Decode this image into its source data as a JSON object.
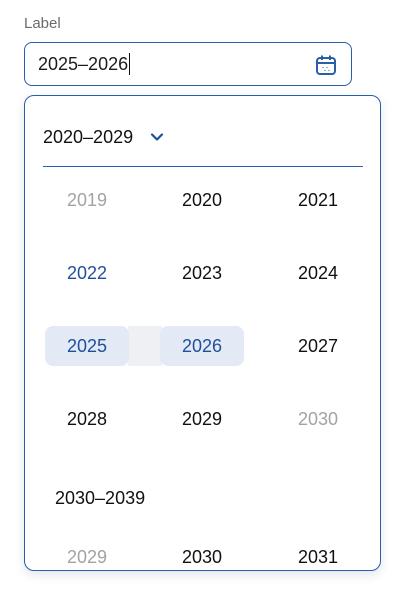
{
  "field": {
    "label": "Label",
    "value": "2025–2026",
    "calendar_icon": "calendar-icon"
  },
  "picker": {
    "header_label": "2020–2029",
    "header_icon": "chevron-down-icon",
    "years": [
      {
        "label": "2019",
        "state": "outside"
      },
      {
        "label": "2020",
        "state": "normal"
      },
      {
        "label": "2021",
        "state": "normal"
      },
      {
        "label": "2022",
        "state": "current"
      },
      {
        "label": "2023",
        "state": "normal"
      },
      {
        "label": "2024",
        "state": "normal"
      },
      {
        "label": "2025",
        "state": "range-start"
      },
      {
        "label": "2026",
        "state": "range-end"
      },
      {
        "label": "2027",
        "state": "normal"
      },
      {
        "label": "2028",
        "state": "normal"
      },
      {
        "label": "2029",
        "state": "normal"
      },
      {
        "label": "2030",
        "state": "outside"
      }
    ],
    "next_decade_label": "2030–2039",
    "next_years": [
      {
        "label": "2029",
        "state": "outside"
      },
      {
        "label": "2030",
        "state": "normal"
      },
      {
        "label": "2031",
        "state": "normal"
      }
    ]
  },
  "colors": {
    "accent": "#2a5ea8",
    "selected_bg": "#e3eaf5",
    "selected_text": "#1f4f9b",
    "muted_text": "#a3a3a3",
    "range_bg": "#eef0f3"
  }
}
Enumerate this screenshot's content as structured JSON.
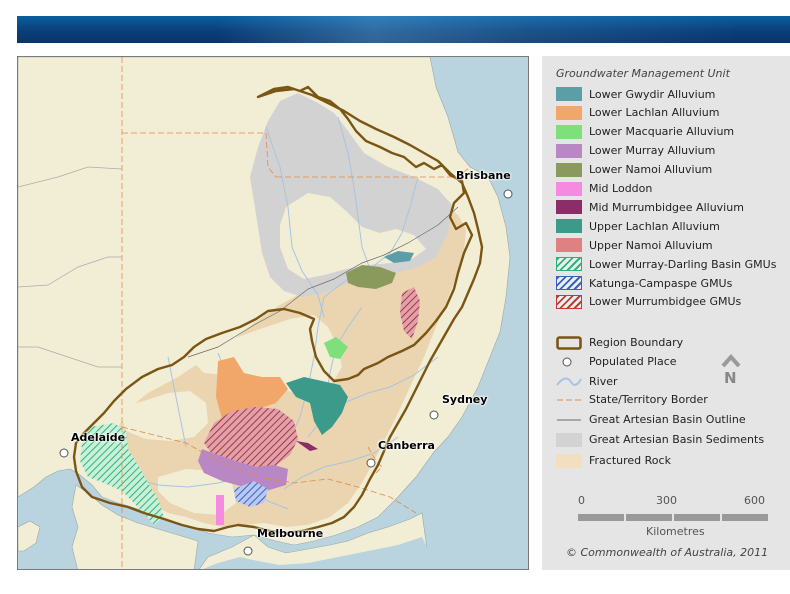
{
  "legend": {
    "title": "Groundwater Management Unit",
    "units": [
      {
        "label": "Lower Gwydir Alluvium",
        "color": "#5c9ea8",
        "pattern": "solid"
      },
      {
        "label": "Lower Lachlan Alluvium",
        "color": "#f2a76a",
        "pattern": "solid"
      },
      {
        "label": "Lower Macquarie Alluvium",
        "color": "#7ee07a",
        "pattern": "solid"
      },
      {
        "label": "Lower Murray Alluvium",
        "color": "#b987c4",
        "pattern": "solid"
      },
      {
        "label": "Lower Namoi Alluvium",
        "color": "#8a9a5c",
        "pattern": "solid"
      },
      {
        "label": "Mid Loddon",
        "color": "#f58be0",
        "pattern": "solid"
      },
      {
        "label": "Mid Murrumbidgee Alluvium",
        "color": "#8a2d68",
        "pattern": "solid"
      },
      {
        "label": "Upper Lachlan Alluvium",
        "color": "#3c9a8a",
        "pattern": "solid"
      },
      {
        "label": "Upper Namoi Alluvium",
        "color": "#e08080",
        "pattern": "solid"
      },
      {
        "label": "Lower Murray-Darling Basin GMUs",
        "color": "#2fb27a",
        "pattern": "hatch"
      },
      {
        "label": "Katunga-Campaspe GMUs",
        "color": "#3a5fc8",
        "pattern": "hatch"
      },
      {
        "label": "Lower Murrumbidgee GMUs",
        "color": "#c23a3a",
        "pattern": "hatch"
      }
    ],
    "reference": [
      {
        "label": "Region Boundary",
        "symbol": "region-boundary"
      },
      {
        "label": "Populated Place",
        "symbol": "populated-place"
      },
      {
        "label": "River",
        "symbol": "river"
      },
      {
        "label": "State/Territory Border",
        "symbol": "state-border"
      },
      {
        "label": "Great Artesian Basin Outline",
        "symbol": "gab-outline"
      },
      {
        "label": "Great Artesian Basin Sediments",
        "symbol": "gab-sediments",
        "color": "#d3d3d3"
      },
      {
        "label": "Fractured Rock",
        "symbol": "fractured-rock",
        "color": "#f3dfc0"
      }
    ],
    "north_label": "N",
    "scale": {
      "ticks": [
        "0",
        "300",
        "600"
      ],
      "unit": "Kilometres"
    },
    "copyright": "© Commonwealth of Australia, 2011"
  },
  "map": {
    "cities": [
      {
        "name": "Brisbane"
      },
      {
        "name": "Sydney"
      },
      {
        "name": "Canberra"
      },
      {
        "name": "Adelaide"
      },
      {
        "name": "Melbourne"
      }
    ],
    "colors": {
      "land": "#f2eed6",
      "sea": "#b9d3df",
      "boundary": "#7a5514",
      "fractured": "#ead5b0",
      "sediments": "#d2d2d2",
      "river": "#a8c4e0"
    }
  }
}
^^^^^^^^
All lines of the data above that include the word "Basin" must be shown.

        "label": "Lower Murray-Darling Basin GMUs",
        "label": "Great Artesian Basin Outline",
        "label": "Great Artesian Basin Sediments",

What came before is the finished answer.